The data:

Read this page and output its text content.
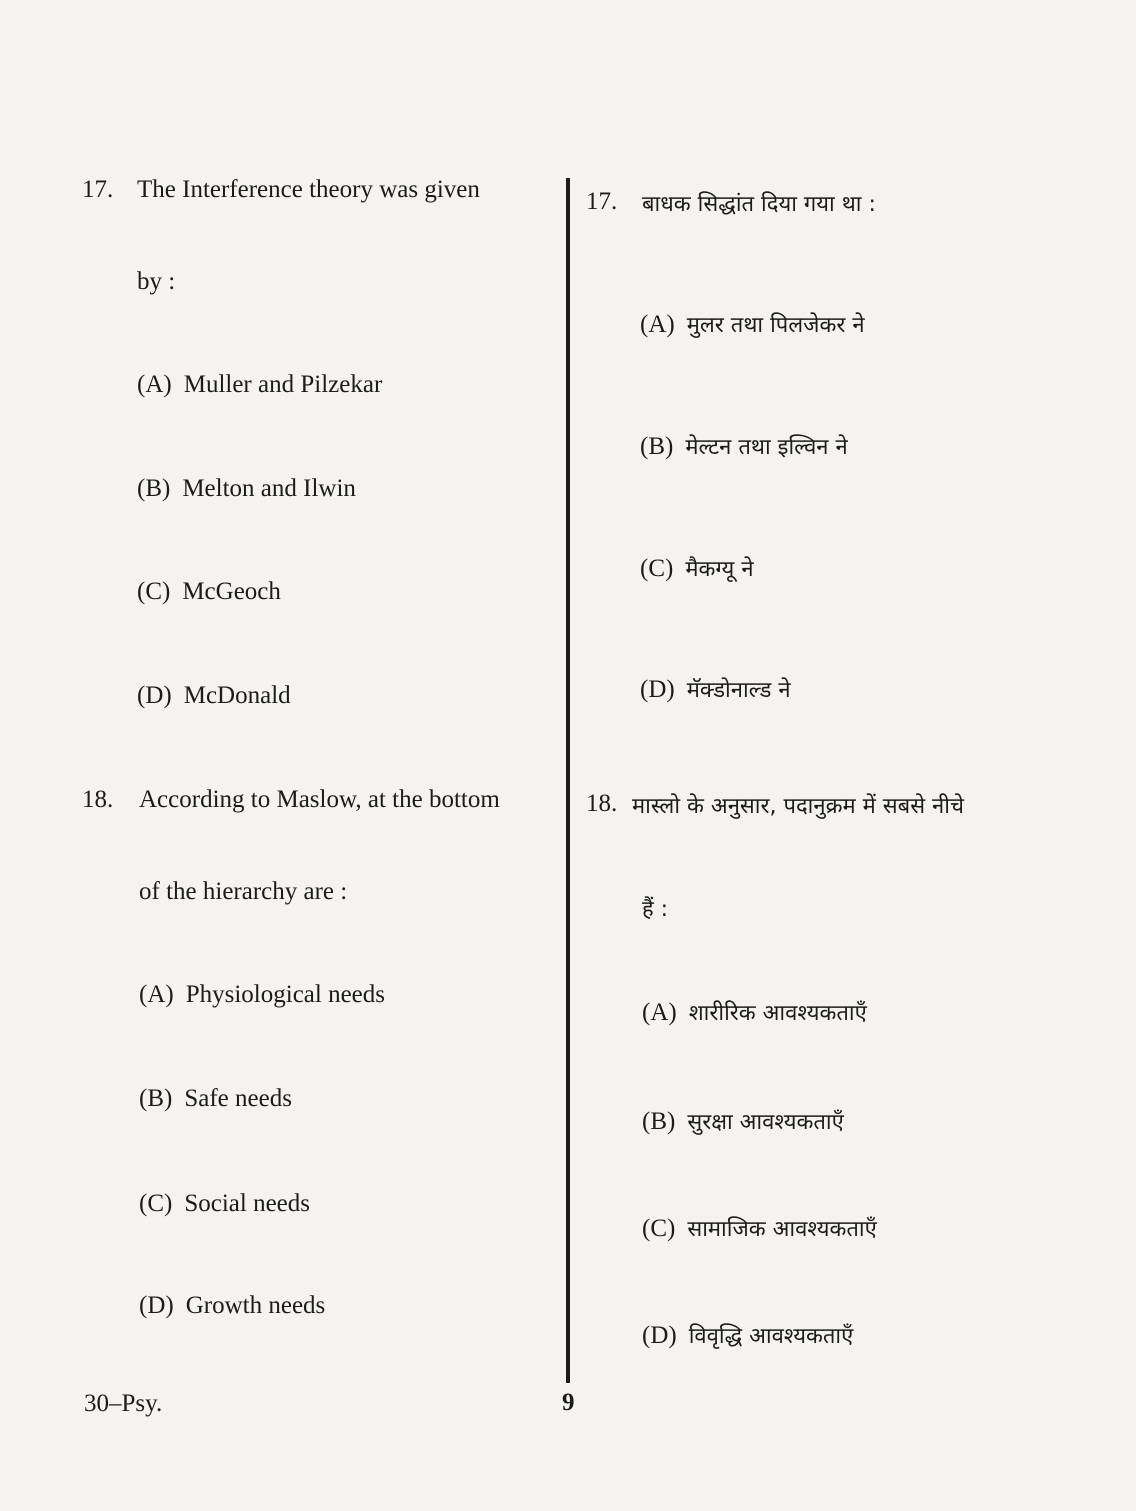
17. The Interference theory was given
by :
(A) Muller and Pilzekar
(B) Melton and Ilwin
(C) McGeoch
(D) McDonald
18. According to Maslow, at the bottom
of the hierarchy are :
(A) Physiological needs
(B) Safe needs
(C) Social needs
(D) Growth needs
17. बाधक सिद्धांत दिया गया था :
(A) मुलर तथा पिलजेकर ने
(B) मेल्टन तथा इल्विन ने
(C) मैकग्यू ने
(D) मॅक्डोनाल्ड ने
18. मास्लो के अनुसार, पदानुक्रम में सबसे नीचे
हैं :
(A) शारीरिक आवश्यकताएँ
(B) सुरक्षा आवश्यकताएँ
(C) सामाजिक आवश्यकताएँ
(D) विवृद्धि आवश्यकताएँ
30–Psy.	9
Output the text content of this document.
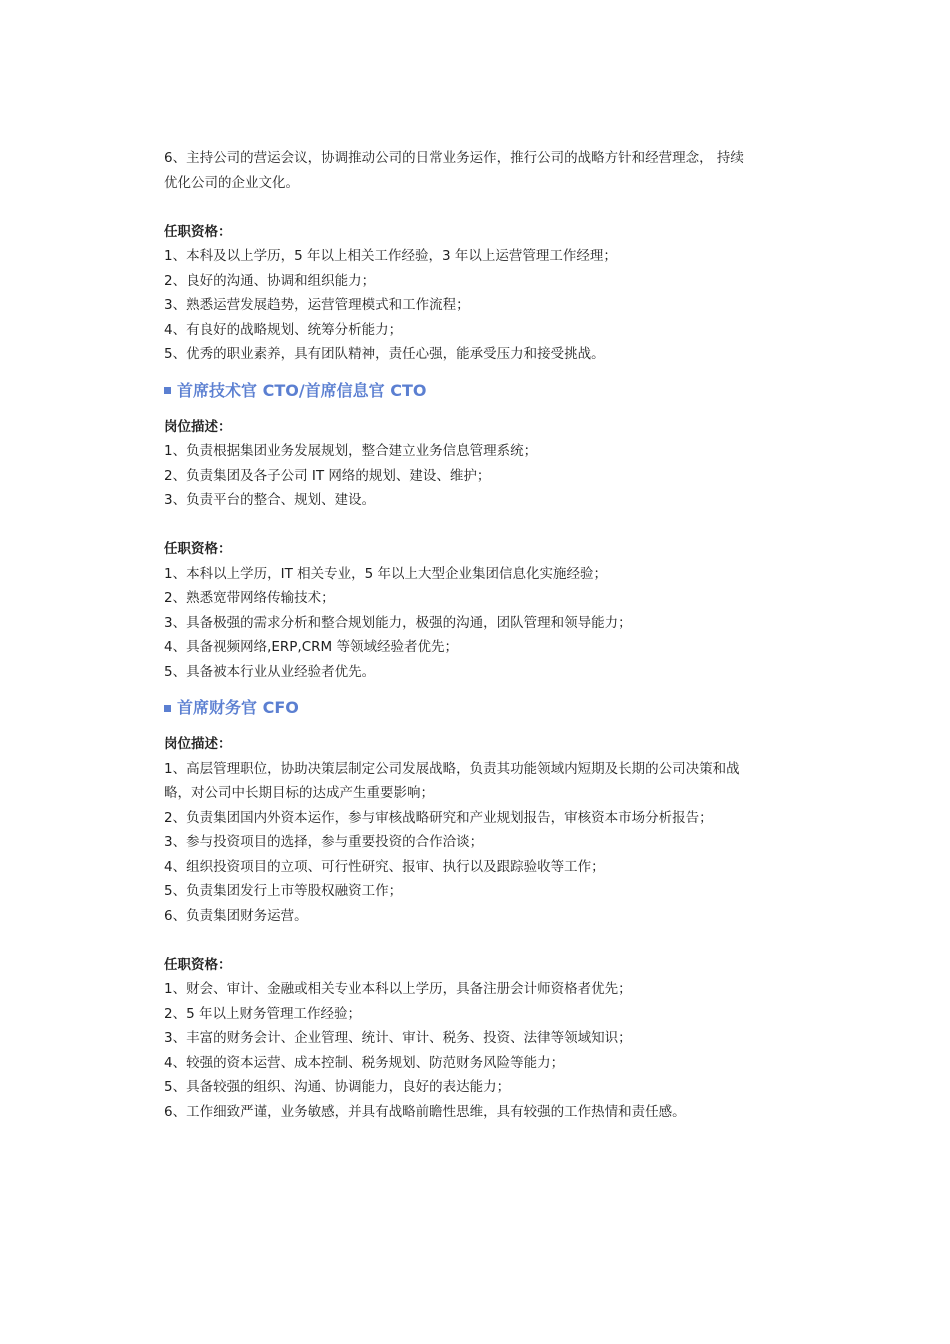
6、主持公司的营运会议，协调推动公司的日常业务运作，推行公司的战略方针和经营理念， 持续
优化公司的企业文化。
任职资格：
1、本科及以上学历，5 年以上相关工作经验，3 年以上运营管理工作经理；
2、良好的沟通、协调和组织能力；
3、熟悉运营发展趋势，运营管理模式和工作流程；
4、有良好的战略规划、统筹分析能力；
5、优秀的职业素养，具有团队精神，责任心强，能承受压力和接受挑战。
首席技术官 CTO/首席信息官 CTO
岗位描述：
1、负责根据集团业务发展规划，整合建立业务信息管理系统；
2、负责集团及各子公司 IT 网络的规划、建设、维护；
3、负责平台的整合、规划、建设。
任职资格：
1、本科以上学历，IT 相关专业，5 年以上大型企业集团信息化实施经验；
2、熟悉宽带网络传输技术；
3、具备极强的需求分析和整合规划能力，极强的沟通，团队管理和领导能力；
4、具备视频网络,ERP,CRM 等领域经验者优先；
5、具备被本行业从业经验者优先。
首席财务官 CFO
岗位描述：
1、高层管理职位，协助决策层制定公司发展战略，负责其功能领域内短期及长期的公司决策和战
略，对公司中长期目标的达成产生重要影响；
2、负责集团国内外资本运作，参与审核战略研究和产业规划报告，审核资本市场分析报告；
3、参与投资项目的选择，参与重要投资的合作洽谈；
4、组织投资项目的立项、可行性研究、报审、执行以及跟踪验收等工作；
5、负责集团发行上市等股权融资工作；
6、负责集团财务运营。
任职资格：
1、财会、审计、金融或相关专业本科以上学历，具备注册会计师资格者优先；
2、5 年以上财务管理工作经验；
3、丰富的财务会计、企业管理、统计、审计、税务、投资、法律等领域知识；
4、较强的资本运营、成本控制、税务规划、防范财务风险等能力；
5、具备较强的组织、沟通、协调能力，良好的表达能力；
6、工作细致严谨，业务敏感，并具有战略前瞻性思维，具有较强的工作热情和责任感。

What the task asks: Will you repeat the material above, but only from the line containing "Output the text content of this document." through its last line, exactly and without the pictures?

Finished answer:
Output the text content of this document.
6、主持公司的营运会议，协调推动公司的日常业务运作，推行公司的战略方针和经营理念， 持续
优化公司的企业文化。
任职资格：
1、本科及以上学历，5 年以上相关工作经验，3 年以上运营管理工作经理；
2、良好的沟通、协调和组织能力；
3、熟悉运营发展趋势，运营管理模式和工作流程；
4、有良好的战略规划、统筹分析能力；
5、优秀的职业素养，具有团队精神，责任心强，能承受压力和接受挑战。
首席技术官 CTO/首席信息官 CTO
岗位描述：
1、负责根据集团业务发展规划，整合建立业务信息管理系统；
2、负责集团及各子公司 IT 网络的规划、建设、维护；
3、负责平台的整合、规划、建设。
任职资格：
1、本科以上学历，IT 相关专业，5 年以上大型企业集团信息化实施经验；
2、熟悉宽带网络传输技术；
3、具备极强的需求分析和整合规划能力，极强的沟通，团队管理和领导能力；
4、具备视频网络,ERP,CRM 等领域经验者优先；
5、具备被本行业从业经验者优先。
首席财务官 CFO
岗位描述：
1、高层管理职位，协助决策层制定公司发展战略，负责其功能领域内短期及长期的公司决策和战
略，对公司中长期目标的达成产生重要影响；
2、负责集团国内外资本运作，参与审核战略研究和产业规划报告，审核资本市场分析报告；
3、参与投资项目的选择，参与重要投资的合作洽谈；
4、组织投资项目的立项、可行性研究、报审、执行以及跟踪验收等工作；
5、负责集团发行上市等股权融资工作；
6、负责集团财务运营。
任职资格：
1、财会、审计、金融或相关专业本科以上学历，具备注册会计师资格者优先；
2、5 年以上财务管理工作经验；
3、丰富的财务会计、企业管理、统计、审计、税务、投资、法律等领域知识；
4、较强的资本运营、成本控制、税务规划、防范财务风险等能力；
5、具备较强的组织、沟通、协调能力，良好的表达能力；
6、工作细致严谨，业务敏感，并具有战略前瞻性思维，具有较强的工作热情和责任感。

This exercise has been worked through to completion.